Which lines hold the word "temperature"? Copy each of them from the material.

───

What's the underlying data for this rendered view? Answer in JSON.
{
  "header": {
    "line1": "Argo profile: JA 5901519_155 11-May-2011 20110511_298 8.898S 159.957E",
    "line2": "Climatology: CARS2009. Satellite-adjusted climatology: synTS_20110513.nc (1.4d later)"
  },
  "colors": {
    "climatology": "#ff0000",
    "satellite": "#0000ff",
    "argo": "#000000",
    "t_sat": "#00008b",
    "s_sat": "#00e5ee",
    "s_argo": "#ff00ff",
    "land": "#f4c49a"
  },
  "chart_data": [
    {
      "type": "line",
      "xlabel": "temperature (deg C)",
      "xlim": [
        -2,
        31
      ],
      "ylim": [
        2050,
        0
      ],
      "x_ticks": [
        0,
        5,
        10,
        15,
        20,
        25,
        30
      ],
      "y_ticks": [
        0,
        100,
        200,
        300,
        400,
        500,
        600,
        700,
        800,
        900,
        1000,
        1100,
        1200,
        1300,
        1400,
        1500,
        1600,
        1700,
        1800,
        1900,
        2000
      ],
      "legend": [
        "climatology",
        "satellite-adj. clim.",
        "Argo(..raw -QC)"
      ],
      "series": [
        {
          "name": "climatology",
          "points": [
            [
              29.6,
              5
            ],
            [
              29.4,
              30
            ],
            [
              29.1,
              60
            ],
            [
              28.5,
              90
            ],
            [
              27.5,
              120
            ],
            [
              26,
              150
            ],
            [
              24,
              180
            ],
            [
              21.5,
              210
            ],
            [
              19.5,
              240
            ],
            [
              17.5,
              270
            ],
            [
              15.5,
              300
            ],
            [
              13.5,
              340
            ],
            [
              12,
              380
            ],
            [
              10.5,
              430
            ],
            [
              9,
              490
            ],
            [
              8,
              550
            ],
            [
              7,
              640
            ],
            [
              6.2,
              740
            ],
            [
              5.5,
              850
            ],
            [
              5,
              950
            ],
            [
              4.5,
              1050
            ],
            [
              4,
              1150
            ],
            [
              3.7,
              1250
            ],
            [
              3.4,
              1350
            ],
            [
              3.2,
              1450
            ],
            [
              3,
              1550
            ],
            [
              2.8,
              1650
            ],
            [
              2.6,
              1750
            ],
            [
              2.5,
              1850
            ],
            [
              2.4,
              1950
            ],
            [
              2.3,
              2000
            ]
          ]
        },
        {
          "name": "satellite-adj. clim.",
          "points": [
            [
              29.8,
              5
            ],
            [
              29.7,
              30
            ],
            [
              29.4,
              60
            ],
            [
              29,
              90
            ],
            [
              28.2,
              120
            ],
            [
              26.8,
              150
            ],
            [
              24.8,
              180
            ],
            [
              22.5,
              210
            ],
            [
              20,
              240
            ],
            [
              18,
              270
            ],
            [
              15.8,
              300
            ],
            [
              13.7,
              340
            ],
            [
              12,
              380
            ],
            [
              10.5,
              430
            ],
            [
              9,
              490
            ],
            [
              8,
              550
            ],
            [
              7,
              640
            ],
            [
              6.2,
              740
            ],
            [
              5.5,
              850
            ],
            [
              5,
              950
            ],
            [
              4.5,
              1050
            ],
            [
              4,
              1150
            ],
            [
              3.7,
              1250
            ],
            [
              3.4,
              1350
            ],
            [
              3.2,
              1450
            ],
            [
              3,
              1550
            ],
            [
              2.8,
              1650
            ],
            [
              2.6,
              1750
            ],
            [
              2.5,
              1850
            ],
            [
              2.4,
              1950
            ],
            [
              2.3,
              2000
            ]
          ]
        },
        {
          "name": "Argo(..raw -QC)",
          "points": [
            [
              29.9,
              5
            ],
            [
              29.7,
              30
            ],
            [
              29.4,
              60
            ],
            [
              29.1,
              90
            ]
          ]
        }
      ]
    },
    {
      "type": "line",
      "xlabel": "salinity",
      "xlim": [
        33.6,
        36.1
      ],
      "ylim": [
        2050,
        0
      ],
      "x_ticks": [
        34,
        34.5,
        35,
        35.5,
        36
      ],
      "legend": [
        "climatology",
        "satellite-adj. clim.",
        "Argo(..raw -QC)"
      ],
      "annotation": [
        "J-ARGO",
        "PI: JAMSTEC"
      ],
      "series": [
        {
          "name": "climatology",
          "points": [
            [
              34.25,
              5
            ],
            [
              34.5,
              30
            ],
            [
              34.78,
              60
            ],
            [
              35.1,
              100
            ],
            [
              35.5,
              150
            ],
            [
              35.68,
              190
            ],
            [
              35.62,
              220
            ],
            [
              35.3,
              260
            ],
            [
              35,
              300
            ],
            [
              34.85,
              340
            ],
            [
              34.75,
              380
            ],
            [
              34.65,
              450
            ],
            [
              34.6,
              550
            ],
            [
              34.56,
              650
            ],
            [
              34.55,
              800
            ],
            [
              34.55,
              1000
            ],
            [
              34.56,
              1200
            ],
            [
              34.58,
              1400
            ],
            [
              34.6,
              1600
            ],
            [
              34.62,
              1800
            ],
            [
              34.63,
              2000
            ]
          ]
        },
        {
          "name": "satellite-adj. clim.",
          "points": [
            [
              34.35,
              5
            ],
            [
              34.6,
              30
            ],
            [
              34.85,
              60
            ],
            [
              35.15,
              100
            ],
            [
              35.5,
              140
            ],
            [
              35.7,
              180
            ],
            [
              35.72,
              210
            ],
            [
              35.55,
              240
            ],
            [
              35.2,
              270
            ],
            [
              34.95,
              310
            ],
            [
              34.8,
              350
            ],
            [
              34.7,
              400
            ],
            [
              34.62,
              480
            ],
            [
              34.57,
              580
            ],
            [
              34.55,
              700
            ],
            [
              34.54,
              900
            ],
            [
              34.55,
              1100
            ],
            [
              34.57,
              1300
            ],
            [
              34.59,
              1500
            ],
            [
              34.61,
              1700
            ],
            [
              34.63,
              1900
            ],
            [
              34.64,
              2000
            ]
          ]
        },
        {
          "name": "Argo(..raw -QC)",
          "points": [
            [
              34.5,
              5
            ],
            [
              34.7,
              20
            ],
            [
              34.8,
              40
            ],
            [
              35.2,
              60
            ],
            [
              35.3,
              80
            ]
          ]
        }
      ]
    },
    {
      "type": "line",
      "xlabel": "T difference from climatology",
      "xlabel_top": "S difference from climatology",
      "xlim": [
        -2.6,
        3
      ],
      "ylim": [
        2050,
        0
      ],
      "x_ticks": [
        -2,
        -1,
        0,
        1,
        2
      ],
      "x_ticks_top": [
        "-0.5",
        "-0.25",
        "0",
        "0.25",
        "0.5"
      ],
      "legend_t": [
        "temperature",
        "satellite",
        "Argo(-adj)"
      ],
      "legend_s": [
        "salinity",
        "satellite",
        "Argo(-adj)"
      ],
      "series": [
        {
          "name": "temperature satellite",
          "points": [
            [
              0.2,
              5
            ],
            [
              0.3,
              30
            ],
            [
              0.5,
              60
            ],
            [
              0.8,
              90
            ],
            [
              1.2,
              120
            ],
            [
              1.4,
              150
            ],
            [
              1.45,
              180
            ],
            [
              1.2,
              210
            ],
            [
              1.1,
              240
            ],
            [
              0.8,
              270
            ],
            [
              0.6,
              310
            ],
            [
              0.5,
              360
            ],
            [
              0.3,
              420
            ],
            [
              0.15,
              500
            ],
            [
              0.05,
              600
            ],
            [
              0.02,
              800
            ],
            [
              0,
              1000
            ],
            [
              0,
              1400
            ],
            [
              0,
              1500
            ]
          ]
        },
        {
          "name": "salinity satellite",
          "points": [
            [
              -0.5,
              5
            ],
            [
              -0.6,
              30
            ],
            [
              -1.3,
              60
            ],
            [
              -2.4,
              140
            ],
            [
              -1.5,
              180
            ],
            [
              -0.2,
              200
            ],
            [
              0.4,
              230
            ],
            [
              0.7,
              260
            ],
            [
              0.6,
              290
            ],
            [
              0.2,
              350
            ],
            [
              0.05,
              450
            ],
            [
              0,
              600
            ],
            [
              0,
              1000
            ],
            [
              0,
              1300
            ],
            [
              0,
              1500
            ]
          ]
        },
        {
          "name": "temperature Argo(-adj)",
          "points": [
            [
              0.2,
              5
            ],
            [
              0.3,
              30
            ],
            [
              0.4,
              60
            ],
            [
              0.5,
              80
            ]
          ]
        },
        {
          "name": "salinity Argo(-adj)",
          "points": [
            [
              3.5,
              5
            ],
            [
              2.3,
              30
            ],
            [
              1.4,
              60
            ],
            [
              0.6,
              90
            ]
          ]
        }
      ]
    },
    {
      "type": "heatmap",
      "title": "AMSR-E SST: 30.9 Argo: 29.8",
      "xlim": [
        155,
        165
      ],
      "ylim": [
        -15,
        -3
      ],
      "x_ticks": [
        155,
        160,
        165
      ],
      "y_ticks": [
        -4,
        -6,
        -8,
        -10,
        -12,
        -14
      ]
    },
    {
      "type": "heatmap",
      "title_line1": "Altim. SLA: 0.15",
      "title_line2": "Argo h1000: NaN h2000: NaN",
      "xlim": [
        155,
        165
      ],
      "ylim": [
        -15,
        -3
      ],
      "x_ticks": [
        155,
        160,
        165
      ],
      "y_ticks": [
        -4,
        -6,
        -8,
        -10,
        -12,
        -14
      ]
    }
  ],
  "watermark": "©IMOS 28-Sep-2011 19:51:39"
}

───

**Response for this exercise**:
      "xlabel": "temperature (deg C)",
        "temperature",
          "name": "temperature satellite",
          "name": "temperature Argo(-adj)",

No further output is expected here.